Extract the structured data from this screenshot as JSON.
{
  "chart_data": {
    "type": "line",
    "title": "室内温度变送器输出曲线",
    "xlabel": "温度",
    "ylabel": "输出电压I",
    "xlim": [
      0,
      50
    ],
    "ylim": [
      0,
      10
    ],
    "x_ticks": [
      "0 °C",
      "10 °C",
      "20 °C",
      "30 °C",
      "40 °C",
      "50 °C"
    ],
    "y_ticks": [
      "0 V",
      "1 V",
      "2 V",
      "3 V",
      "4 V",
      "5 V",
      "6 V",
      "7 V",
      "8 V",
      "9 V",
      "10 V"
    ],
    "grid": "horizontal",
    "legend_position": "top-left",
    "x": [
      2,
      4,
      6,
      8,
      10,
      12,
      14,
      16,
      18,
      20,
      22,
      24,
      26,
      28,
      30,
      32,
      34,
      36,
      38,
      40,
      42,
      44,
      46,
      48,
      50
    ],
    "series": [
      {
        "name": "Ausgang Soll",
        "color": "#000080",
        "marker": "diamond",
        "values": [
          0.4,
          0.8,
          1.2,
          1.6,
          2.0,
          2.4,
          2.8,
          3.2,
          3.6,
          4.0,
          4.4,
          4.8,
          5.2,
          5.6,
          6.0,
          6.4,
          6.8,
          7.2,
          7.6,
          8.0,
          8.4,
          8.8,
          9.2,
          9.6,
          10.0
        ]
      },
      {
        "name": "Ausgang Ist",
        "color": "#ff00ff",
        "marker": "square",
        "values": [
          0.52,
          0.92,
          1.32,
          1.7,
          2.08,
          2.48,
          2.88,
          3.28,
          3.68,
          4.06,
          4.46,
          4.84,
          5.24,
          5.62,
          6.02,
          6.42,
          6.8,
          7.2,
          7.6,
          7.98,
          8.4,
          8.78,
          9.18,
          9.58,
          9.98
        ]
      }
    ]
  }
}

▶ **WHAT IS EXPECTED**: Extract the complete listing verbatim.

▶ **WRITTEN SOLUTION**:
Extract the structured data from this screenshot as JSON.
{
  "chart_data": {
    "type": "line",
    "title": "室内温度变送器输出曲线",
    "xlabel": "温度",
    "ylabel": "输出电压I",
    "xlim": [
      0,
      50
    ],
    "ylim": [
      0,
      10
    ],
    "x_ticks": [
      "0 °C",
      "10 °C",
      "20 °C",
      "30 °C",
      "40 °C",
      "50 °C"
    ],
    "y_ticks": [
      "0 V",
      "1 V",
      "2 V",
      "3 V",
      "4 V",
      "5 V",
      "6 V",
      "7 V",
      "8 V",
      "9 V",
      "10 V"
    ],
    "grid": "horizontal",
    "legend_position": "top-left",
    "x": [
      2,
      4,
      6,
      8,
      10,
      12,
      14,
      16,
      18,
      20,
      22,
      24,
      26,
      28,
      30,
      32,
      34,
      36,
      38,
      40,
      42,
      44,
      46,
      48,
      50
    ],
    "series": [
      {
        "name": "Ausgang Soll",
        "color": "#000080",
        "marker": "diamond",
        "values": [
          0.4,
          0.8,
          1.2,
          1.6,
          2.0,
          2.4,
          2.8,
          3.2,
          3.6,
          4.0,
          4.4,
          4.8,
          5.2,
          5.6,
          6.0,
          6.4,
          6.8,
          7.2,
          7.6,
          8.0,
          8.4,
          8.8,
          9.2,
          9.6,
          10.0
        ]
      },
      {
        "name": "Ausgang Ist",
        "color": "#ff00ff",
        "marker": "square",
        "values": [
          0.52,
          0.92,
          1.32,
          1.7,
          2.08,
          2.48,
          2.88,
          3.28,
          3.68,
          4.06,
          4.46,
          4.84,
          5.24,
          5.62,
          6.02,
          6.42,
          6.8,
          7.2,
          7.6,
          7.98,
          8.4,
          8.78,
          9.18,
          9.58,
          9.98
        ]
      }
    ]
  }
}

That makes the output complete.